- [Stated problem]: Reproduce the listing below word for word, with no pictures.

---- Stored data

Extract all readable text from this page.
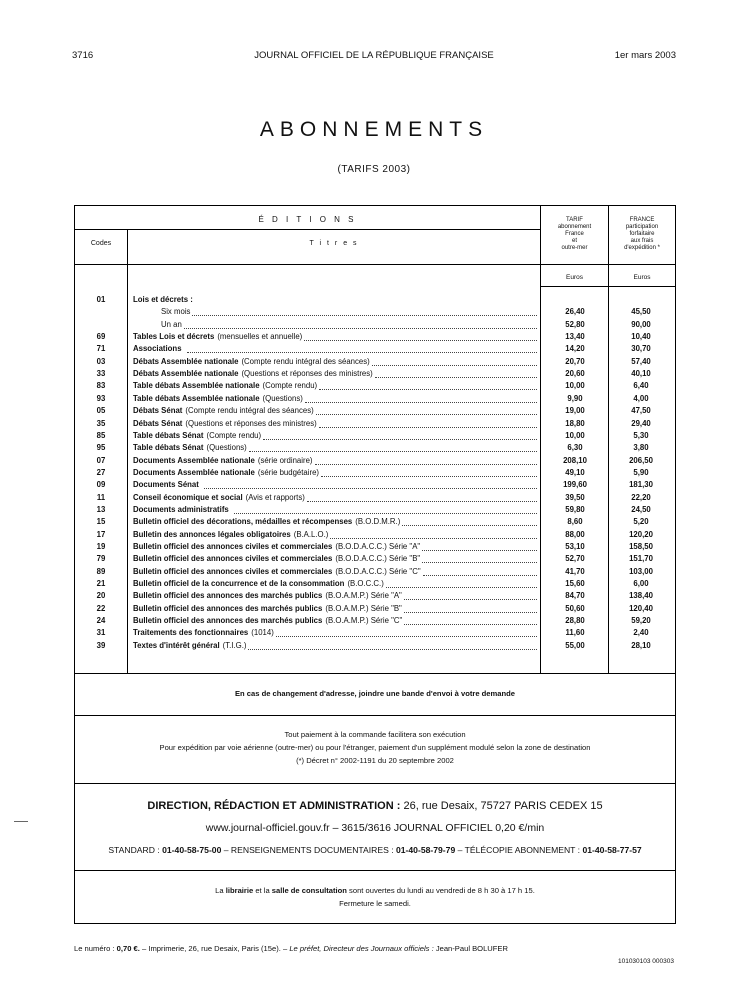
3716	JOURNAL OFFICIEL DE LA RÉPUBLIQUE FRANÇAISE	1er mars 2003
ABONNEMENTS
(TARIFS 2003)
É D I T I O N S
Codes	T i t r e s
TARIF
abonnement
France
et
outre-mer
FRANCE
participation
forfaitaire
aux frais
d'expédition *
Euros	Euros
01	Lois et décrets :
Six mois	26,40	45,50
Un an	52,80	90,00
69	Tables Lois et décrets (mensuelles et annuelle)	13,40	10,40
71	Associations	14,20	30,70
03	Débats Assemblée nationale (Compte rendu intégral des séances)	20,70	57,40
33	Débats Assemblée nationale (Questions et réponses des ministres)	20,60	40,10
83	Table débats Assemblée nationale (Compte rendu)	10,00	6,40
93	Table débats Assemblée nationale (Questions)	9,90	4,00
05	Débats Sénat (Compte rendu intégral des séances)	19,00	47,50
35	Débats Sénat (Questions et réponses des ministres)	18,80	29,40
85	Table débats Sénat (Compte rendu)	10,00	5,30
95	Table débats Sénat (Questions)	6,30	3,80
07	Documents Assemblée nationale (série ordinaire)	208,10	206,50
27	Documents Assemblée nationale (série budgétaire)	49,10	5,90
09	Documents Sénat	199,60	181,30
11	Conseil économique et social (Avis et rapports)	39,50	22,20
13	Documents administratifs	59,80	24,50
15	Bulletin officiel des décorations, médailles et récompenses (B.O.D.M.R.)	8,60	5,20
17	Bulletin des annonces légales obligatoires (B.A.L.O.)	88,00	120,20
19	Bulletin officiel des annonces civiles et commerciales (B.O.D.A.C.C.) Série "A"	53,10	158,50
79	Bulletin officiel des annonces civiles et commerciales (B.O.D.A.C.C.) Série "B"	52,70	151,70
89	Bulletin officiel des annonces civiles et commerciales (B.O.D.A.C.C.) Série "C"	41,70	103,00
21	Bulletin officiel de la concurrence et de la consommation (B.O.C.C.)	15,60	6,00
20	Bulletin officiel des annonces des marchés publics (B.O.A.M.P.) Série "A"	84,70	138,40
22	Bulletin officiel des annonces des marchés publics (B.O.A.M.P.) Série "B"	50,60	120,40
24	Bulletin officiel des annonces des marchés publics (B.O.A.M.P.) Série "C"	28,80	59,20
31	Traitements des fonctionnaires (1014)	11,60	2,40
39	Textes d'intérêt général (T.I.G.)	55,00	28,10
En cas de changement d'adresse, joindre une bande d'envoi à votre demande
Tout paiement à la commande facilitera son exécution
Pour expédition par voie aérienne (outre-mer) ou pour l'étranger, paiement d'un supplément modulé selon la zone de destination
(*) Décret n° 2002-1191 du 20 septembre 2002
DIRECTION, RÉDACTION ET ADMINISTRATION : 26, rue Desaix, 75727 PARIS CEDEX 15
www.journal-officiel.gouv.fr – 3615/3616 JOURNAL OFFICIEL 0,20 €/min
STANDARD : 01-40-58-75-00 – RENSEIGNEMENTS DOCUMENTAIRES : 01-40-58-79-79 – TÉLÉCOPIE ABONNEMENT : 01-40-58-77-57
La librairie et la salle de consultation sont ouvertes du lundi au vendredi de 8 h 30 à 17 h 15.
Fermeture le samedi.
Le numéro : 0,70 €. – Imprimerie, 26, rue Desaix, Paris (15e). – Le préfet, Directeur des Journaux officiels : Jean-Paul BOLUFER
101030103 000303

--------

- [Solution to this problem]:
Extract all readable text from this page.
3716	JOURNAL OFFICIEL DE LA RÉPUBLIQUE FRANÇAISE	1er mars 2003
ABONNEMENTS
(TARIFS 2003)
É D I T I O N S
Codes	T i t r e s
TARIF
abonnement
France
et
outre-mer
FRANCE
participation
forfaitaire
aux frais
d'expédition *
Euros	Euros
01	Lois et décrets :
Six mois	26,40	45,50
Un an	52,80	90,00
69	Tables Lois et décrets (mensuelles et annuelle)	13,40	10,40
71	Associations	14,20	30,70
03	Débats Assemblée nationale (Compte rendu intégral des séances)	20,70	57,40
33	Débats Assemblée nationale (Questions et réponses des ministres)	20,60	40,10
83	Table débats Assemblée nationale (Compte rendu)	10,00	6,40
93	Table débats Assemblée nationale (Questions)	9,90	4,00
05	Débats Sénat (Compte rendu intégral des séances)	19,00	47,50
35	Débats Sénat (Questions et réponses des ministres)	18,80	29,40
85	Table débats Sénat (Compte rendu)	10,00	5,30
95	Table débats Sénat (Questions)	6,30	3,80
07	Documents Assemblée nationale (série ordinaire)	208,10	206,50
27	Documents Assemblée nationale (série budgétaire)	49,10	5,90
09	Documents Sénat	199,60	181,30
11	Conseil économique et social (Avis et rapports)	39,50	22,20
13	Documents administratifs	59,80	24,50
15	Bulletin officiel des décorations, médailles et récompenses (B.O.D.M.R.)	8,60	5,20
17	Bulletin des annonces légales obligatoires (B.A.L.O.)	88,00	120,20
19	Bulletin officiel des annonces civiles et commerciales (B.O.D.A.C.C.) Série "A"	53,10	158,50
79	Bulletin officiel des annonces civiles et commerciales (B.O.D.A.C.C.) Série "B"	52,70	151,70
89	Bulletin officiel des annonces civiles et commerciales (B.O.D.A.C.C.) Série "C"	41,70	103,00
21	Bulletin officiel de la concurrence et de la consommation (B.O.C.C.)	15,60	6,00
20	Bulletin officiel des annonces des marchés publics (B.O.A.M.P.) Série "A"	84,70	138,40
22	Bulletin officiel des annonces des marchés publics (B.O.A.M.P.) Série "B"	50,60	120,40
24	Bulletin officiel des annonces des marchés publics (B.O.A.M.P.) Série "C"	28,80	59,20
31	Traitements des fonctionnaires (1014)	11,60	2,40
39	Textes d'intérêt général (T.I.G.)	55,00	28,10
En cas de changement d'adresse, joindre une bande d'envoi à votre demande
Tout paiement à la commande facilitera son exécution
Pour expédition par voie aérienne (outre-mer) ou pour l'étranger, paiement d'un supplément modulé selon la zone de destination
(*) Décret n° 2002-1191 du 20 septembre 2002
DIRECTION, RÉDACTION ET ADMINISTRATION : 26, rue Desaix, 75727 PARIS CEDEX 15
www.journal-officiel.gouv.fr – 3615/3616 JOURNAL OFFICIEL 0,20 €/min
STANDARD : 01-40-58-75-00 – RENSEIGNEMENTS DOCUMENTAIRES : 01-40-58-79-79 – TÉLÉCOPIE ABONNEMENT : 01-40-58-77-57
La librairie et la salle de consultation sont ouvertes du lundi au vendredi de 8 h 30 à 17 h 15.
Fermeture le samedi.
Le numéro : 0,70 €. – Imprimerie, 26, rue Desaix, Paris (15e). – Le préfet, Directeur des Journaux officiels : Jean-Paul BOLUFER
101030103 000303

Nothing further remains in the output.